__Task details__: From the records below, pull each line that has "Fleur".

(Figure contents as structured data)
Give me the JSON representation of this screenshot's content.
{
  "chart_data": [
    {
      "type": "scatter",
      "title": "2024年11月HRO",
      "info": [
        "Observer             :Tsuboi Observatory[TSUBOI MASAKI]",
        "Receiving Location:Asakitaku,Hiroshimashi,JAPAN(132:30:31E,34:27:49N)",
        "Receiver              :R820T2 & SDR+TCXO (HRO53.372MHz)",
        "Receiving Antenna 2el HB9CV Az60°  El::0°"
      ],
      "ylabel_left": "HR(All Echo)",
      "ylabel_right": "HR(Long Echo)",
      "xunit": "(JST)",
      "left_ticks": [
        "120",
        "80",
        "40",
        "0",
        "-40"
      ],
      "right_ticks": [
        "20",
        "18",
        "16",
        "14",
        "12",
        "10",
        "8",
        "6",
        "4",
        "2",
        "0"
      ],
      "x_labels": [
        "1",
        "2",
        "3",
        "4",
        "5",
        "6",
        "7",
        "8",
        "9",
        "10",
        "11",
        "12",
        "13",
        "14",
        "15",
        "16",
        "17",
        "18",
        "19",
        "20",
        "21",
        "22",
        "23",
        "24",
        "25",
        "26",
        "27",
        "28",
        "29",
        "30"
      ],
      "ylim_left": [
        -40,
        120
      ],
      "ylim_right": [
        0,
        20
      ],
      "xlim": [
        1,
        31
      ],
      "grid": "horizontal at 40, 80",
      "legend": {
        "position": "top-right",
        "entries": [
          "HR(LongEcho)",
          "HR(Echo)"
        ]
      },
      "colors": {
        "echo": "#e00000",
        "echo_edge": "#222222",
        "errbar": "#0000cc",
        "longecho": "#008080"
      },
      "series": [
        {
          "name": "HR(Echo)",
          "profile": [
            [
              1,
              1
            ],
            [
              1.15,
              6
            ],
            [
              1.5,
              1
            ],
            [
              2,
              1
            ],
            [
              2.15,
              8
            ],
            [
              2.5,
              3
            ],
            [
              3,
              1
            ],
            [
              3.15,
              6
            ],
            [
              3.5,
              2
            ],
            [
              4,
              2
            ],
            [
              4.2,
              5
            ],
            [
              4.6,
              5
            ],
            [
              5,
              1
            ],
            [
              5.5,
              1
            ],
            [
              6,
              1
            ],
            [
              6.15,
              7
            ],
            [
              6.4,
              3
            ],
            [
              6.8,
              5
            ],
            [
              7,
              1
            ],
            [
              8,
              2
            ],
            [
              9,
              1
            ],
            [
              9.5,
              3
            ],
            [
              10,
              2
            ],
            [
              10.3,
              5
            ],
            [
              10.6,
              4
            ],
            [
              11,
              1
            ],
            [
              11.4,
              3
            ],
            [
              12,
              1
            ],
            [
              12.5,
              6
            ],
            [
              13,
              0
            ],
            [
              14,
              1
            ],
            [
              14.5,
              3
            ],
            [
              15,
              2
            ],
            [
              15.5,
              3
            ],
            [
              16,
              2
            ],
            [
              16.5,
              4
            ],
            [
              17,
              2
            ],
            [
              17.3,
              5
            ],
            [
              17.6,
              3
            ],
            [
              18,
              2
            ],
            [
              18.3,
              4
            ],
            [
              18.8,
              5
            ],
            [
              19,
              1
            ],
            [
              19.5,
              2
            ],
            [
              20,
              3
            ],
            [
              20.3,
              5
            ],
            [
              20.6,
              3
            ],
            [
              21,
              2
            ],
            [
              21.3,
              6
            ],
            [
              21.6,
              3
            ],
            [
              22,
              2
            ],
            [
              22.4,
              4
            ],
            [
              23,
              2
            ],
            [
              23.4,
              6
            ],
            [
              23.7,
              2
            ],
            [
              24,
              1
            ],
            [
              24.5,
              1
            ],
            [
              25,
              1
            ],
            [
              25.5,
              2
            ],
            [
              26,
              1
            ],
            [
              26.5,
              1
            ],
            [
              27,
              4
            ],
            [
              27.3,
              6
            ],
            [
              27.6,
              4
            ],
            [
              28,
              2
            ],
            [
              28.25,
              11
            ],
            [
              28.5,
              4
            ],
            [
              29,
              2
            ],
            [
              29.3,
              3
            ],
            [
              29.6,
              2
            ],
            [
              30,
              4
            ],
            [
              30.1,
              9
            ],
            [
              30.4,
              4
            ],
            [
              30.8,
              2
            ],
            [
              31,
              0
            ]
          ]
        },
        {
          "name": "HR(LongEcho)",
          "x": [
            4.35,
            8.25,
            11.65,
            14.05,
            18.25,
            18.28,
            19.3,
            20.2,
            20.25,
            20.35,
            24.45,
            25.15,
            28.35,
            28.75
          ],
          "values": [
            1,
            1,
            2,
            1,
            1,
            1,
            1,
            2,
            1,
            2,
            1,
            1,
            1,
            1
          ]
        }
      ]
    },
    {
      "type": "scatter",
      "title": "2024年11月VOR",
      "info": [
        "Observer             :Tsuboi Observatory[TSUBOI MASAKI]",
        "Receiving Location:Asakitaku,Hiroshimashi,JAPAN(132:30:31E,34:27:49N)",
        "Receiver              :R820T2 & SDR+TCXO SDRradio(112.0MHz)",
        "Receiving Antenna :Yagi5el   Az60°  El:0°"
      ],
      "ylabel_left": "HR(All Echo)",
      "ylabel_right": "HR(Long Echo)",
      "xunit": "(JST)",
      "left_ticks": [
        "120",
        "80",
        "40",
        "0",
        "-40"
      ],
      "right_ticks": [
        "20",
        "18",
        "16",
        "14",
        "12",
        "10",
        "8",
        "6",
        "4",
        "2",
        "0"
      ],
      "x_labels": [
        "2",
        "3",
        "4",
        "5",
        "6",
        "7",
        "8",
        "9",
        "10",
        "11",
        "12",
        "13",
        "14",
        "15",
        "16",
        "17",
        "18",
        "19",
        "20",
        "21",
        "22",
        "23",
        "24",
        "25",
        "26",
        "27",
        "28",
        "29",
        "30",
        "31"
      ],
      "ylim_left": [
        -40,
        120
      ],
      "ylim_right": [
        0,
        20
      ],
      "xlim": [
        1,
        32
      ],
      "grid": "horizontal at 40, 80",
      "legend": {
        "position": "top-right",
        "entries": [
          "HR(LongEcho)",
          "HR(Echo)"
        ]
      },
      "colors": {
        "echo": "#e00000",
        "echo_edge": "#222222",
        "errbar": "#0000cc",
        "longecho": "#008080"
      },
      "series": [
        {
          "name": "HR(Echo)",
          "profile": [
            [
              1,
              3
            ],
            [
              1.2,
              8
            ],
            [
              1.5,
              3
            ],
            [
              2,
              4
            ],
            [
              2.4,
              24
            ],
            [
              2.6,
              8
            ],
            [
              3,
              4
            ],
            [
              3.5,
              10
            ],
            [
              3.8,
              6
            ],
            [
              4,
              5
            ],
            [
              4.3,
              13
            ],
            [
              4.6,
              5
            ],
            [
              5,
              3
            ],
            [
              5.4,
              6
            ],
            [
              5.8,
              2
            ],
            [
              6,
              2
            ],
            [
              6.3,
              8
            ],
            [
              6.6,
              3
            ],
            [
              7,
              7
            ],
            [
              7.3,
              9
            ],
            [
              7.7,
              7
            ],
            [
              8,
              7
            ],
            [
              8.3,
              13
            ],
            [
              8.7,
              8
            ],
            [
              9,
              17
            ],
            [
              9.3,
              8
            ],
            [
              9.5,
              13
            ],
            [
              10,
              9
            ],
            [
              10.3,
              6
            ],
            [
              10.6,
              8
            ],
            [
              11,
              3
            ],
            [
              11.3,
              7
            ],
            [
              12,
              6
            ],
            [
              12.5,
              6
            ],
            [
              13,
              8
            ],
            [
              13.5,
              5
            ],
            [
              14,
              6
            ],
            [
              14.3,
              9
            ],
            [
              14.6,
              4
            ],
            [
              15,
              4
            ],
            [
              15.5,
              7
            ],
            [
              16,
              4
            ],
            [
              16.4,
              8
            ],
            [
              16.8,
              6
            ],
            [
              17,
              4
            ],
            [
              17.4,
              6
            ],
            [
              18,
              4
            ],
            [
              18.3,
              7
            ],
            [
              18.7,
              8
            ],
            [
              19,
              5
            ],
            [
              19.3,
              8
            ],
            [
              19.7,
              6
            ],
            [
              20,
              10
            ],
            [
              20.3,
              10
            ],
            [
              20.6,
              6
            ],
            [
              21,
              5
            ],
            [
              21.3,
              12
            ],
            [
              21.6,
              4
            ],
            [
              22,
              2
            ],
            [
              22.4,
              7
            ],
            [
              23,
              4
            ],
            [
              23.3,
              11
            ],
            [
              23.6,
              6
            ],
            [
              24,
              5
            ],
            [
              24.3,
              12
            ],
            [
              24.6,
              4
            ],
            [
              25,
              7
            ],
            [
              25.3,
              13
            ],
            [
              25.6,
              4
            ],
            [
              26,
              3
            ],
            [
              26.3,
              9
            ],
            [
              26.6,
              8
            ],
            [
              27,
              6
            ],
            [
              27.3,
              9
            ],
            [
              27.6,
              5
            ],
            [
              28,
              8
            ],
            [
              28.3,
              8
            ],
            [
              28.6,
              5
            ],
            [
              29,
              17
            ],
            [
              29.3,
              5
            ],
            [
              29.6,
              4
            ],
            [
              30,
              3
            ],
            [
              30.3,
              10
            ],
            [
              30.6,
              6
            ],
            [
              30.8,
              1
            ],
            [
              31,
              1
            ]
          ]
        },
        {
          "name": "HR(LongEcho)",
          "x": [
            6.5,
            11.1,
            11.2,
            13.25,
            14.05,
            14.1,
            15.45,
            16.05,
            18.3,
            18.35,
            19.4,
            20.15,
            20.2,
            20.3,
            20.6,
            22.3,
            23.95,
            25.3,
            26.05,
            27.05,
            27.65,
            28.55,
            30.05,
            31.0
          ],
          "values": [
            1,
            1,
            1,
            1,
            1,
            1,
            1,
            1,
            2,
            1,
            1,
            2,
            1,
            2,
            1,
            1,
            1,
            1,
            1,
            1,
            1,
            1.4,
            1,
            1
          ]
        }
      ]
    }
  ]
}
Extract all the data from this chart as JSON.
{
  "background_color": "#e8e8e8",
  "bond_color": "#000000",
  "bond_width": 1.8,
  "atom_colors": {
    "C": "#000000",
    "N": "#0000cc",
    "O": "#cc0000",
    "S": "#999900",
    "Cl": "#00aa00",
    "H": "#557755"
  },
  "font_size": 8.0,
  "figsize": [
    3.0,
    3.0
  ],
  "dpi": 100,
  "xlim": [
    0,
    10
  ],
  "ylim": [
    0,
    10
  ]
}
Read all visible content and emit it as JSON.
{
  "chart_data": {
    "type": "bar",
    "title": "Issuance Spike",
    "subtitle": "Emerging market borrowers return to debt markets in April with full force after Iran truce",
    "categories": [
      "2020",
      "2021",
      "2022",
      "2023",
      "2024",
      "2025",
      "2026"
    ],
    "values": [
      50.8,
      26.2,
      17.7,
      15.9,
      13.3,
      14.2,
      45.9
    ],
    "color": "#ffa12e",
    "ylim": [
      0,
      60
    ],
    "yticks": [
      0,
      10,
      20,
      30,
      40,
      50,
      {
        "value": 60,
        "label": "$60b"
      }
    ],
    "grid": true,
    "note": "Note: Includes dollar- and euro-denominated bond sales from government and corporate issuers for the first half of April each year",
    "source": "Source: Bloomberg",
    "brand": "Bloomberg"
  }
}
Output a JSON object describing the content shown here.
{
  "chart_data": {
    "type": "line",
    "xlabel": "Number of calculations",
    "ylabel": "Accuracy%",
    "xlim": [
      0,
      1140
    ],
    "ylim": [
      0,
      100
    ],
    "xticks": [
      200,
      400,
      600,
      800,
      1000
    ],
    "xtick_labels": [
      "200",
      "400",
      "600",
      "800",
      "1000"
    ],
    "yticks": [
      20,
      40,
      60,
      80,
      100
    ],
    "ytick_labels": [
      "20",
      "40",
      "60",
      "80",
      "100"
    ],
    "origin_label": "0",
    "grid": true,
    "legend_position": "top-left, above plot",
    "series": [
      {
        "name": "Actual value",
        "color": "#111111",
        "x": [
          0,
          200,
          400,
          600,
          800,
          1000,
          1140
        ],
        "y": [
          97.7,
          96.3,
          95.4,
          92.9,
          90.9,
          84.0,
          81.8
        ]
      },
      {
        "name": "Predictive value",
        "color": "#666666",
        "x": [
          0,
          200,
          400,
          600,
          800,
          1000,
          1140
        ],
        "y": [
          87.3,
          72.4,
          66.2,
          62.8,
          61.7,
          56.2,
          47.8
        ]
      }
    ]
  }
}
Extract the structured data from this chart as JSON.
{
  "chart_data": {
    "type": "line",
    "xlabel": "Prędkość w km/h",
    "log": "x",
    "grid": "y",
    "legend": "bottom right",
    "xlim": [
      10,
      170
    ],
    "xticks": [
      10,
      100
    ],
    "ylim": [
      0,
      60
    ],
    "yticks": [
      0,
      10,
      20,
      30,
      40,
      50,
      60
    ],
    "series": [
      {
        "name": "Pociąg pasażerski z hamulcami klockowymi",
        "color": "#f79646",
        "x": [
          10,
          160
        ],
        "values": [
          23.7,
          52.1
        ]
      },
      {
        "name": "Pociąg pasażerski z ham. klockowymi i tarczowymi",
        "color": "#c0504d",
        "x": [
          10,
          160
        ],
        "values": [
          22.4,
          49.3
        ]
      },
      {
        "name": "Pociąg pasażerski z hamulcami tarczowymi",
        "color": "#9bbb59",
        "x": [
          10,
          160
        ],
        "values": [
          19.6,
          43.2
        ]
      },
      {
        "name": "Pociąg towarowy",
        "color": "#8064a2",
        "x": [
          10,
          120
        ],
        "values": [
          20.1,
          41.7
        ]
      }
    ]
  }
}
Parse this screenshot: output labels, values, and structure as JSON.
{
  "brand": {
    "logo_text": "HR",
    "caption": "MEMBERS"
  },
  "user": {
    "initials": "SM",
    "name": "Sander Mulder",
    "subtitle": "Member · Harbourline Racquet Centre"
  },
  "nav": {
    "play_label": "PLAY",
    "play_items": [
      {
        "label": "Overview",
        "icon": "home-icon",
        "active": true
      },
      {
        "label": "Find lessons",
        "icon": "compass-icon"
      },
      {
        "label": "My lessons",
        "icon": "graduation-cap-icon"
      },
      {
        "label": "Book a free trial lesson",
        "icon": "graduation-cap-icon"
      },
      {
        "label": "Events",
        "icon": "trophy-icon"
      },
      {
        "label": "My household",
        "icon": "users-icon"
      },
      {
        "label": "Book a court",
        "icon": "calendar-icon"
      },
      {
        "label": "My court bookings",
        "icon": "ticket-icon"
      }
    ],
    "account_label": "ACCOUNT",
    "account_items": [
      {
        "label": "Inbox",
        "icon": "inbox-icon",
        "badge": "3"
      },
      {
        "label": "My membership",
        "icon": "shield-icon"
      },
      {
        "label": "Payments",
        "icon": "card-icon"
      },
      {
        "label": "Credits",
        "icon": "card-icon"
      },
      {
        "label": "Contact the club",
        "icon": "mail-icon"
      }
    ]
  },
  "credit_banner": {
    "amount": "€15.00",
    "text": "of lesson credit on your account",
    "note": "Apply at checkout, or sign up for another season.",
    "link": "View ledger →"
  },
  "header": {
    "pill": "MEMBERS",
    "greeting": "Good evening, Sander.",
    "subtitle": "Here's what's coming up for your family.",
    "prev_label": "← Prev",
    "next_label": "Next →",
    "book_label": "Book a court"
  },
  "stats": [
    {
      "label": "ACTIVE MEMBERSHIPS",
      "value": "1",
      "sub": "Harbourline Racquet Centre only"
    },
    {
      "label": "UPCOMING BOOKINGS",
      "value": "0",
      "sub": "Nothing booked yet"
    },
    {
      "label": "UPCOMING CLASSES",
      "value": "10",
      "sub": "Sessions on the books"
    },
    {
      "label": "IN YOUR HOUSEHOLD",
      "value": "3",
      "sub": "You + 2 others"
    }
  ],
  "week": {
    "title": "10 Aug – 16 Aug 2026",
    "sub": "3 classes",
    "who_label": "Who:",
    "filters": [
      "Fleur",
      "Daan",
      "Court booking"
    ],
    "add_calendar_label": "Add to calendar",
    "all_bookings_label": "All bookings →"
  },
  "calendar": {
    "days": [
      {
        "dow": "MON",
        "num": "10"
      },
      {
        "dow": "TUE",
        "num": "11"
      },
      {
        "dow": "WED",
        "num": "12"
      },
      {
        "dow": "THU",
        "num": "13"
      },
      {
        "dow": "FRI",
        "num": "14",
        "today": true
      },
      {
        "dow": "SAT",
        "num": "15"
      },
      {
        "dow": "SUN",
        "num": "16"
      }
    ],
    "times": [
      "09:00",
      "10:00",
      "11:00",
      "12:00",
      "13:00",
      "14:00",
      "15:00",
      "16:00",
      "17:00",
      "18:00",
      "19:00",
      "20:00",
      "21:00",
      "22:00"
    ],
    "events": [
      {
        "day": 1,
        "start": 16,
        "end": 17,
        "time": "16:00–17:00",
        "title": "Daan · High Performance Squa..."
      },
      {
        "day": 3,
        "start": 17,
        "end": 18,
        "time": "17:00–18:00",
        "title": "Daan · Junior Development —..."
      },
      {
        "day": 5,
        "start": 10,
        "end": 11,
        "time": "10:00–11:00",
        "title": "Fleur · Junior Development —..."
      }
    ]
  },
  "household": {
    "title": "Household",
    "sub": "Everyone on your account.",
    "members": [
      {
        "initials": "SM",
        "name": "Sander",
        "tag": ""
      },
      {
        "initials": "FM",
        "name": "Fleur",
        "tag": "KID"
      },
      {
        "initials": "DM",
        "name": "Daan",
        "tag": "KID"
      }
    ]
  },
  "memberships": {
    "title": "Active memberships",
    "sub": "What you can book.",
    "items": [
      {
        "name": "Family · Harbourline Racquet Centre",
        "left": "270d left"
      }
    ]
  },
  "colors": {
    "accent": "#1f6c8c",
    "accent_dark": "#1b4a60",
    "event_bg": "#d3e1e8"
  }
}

__Right answer__:
      "Fleur",
        "title": "Fleur · Junior Development —..."
        "name": "Fleur",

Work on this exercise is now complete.